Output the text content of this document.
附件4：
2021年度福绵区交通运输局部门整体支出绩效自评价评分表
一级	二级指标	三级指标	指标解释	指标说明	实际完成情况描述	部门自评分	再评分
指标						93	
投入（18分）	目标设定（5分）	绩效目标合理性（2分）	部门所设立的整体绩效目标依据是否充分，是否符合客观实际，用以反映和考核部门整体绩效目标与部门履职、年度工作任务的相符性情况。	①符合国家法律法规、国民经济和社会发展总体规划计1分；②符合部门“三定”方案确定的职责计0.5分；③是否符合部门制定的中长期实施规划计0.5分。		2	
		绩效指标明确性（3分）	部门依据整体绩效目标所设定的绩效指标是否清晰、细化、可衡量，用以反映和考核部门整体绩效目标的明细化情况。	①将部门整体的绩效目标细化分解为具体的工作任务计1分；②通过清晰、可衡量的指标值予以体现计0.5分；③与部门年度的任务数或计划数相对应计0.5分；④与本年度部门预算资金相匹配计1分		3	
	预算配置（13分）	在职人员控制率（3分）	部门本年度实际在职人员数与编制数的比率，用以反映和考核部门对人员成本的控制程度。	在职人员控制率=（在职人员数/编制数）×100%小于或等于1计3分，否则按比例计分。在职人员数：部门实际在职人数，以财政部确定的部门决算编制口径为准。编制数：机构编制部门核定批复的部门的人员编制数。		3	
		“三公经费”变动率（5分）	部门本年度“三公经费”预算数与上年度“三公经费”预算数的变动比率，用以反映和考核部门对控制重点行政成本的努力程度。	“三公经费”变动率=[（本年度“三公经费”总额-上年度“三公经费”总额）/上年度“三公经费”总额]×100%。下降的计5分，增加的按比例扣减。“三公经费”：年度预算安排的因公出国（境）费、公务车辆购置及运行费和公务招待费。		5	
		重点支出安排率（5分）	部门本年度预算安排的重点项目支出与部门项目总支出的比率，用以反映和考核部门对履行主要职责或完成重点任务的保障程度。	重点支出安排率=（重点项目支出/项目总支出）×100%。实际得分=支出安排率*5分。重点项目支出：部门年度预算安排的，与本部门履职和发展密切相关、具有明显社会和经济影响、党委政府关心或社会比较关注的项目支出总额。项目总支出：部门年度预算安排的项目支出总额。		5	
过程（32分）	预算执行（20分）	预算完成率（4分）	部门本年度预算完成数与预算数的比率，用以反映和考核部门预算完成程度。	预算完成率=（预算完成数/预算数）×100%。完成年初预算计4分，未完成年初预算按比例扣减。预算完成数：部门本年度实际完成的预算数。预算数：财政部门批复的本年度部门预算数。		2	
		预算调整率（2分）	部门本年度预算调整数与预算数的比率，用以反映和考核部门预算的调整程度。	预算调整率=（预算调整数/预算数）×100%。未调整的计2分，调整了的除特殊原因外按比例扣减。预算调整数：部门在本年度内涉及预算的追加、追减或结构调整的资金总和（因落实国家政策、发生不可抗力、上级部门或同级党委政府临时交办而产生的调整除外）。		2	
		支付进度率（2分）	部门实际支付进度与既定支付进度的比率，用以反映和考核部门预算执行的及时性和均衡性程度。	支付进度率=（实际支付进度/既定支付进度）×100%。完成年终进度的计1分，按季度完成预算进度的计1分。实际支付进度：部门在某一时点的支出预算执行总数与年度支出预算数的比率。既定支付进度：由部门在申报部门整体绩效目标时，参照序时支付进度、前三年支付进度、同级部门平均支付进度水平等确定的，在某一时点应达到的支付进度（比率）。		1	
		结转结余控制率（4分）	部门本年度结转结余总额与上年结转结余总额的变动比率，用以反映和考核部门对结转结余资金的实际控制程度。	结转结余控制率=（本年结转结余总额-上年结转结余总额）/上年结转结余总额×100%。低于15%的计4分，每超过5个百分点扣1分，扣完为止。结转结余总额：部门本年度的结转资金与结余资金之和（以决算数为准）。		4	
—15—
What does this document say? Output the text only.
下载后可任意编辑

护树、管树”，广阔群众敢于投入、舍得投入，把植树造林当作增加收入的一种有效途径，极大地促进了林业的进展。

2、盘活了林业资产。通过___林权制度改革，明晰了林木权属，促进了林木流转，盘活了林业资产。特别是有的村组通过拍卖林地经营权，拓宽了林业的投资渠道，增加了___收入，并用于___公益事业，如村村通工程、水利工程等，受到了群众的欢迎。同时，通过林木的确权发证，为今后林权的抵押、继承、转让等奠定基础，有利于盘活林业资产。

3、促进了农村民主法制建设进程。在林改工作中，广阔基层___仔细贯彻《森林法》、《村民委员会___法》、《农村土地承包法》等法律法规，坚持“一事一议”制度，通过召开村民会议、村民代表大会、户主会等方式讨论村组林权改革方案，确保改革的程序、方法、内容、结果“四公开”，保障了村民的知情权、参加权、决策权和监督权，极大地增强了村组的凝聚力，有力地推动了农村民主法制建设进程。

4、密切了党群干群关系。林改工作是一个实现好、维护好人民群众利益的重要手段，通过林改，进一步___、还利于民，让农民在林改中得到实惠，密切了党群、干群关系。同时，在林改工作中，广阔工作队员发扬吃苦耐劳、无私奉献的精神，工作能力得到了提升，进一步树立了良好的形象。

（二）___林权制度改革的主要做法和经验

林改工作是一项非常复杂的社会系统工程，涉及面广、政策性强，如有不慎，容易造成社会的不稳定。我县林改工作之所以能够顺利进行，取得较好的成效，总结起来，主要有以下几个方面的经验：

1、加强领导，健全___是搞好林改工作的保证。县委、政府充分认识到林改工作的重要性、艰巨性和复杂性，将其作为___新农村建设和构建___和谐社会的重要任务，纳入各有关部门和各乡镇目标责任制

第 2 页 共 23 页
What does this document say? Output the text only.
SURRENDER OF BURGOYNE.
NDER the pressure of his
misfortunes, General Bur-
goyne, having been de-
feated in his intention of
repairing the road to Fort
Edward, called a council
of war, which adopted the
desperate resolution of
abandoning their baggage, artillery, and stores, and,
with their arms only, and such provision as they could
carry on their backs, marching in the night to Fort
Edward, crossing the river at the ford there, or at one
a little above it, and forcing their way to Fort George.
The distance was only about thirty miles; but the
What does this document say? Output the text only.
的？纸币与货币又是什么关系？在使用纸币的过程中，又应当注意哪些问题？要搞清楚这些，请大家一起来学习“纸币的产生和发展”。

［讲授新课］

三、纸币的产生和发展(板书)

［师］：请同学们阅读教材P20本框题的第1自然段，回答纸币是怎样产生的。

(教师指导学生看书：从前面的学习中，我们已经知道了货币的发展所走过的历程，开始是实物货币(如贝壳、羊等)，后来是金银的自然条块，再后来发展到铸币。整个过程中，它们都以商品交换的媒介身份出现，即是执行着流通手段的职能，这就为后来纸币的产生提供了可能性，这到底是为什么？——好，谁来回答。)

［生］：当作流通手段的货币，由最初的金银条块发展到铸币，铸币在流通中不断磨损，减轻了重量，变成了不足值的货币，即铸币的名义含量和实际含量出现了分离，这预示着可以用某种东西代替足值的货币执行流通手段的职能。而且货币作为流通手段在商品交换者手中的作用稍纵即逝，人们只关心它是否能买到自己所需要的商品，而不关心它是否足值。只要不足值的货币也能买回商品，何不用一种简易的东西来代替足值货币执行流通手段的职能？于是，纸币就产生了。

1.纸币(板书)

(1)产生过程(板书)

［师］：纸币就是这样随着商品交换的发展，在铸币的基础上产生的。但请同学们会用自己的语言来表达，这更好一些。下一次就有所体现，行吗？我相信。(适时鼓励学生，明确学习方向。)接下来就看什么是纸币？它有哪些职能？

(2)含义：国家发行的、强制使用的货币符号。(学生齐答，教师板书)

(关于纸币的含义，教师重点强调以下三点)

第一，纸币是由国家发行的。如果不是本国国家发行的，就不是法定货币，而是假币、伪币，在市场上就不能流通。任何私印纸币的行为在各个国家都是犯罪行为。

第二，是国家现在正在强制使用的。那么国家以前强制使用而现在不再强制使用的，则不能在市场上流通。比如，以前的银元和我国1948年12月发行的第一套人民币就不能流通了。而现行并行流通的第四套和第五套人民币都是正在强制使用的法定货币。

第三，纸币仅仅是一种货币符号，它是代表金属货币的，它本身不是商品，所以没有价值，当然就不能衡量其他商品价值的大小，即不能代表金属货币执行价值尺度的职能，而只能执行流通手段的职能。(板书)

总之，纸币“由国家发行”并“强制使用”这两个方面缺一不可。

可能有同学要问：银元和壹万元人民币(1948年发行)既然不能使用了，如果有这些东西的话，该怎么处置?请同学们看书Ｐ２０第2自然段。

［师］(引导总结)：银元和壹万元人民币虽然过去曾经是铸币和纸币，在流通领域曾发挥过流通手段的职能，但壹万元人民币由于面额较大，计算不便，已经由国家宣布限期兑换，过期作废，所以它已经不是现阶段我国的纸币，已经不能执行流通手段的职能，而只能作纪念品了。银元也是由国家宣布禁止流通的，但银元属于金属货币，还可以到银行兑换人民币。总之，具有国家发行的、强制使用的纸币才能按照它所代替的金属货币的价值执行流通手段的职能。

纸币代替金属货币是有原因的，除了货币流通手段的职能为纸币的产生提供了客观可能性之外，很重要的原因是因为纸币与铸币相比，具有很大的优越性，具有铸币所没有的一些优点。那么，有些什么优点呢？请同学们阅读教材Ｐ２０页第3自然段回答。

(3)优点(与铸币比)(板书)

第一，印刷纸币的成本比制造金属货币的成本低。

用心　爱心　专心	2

*The exercise:* Copy each line that holds the word "纸币的产生和发展".

*Answer in full:*
的？纸币与货币又是什么关系？在使用纸币的过程中，又应当注意哪些问题？要搞清楚这些，请大家一起来学习“纸币的产生和发展”。
三、纸币的产生和发展(板书)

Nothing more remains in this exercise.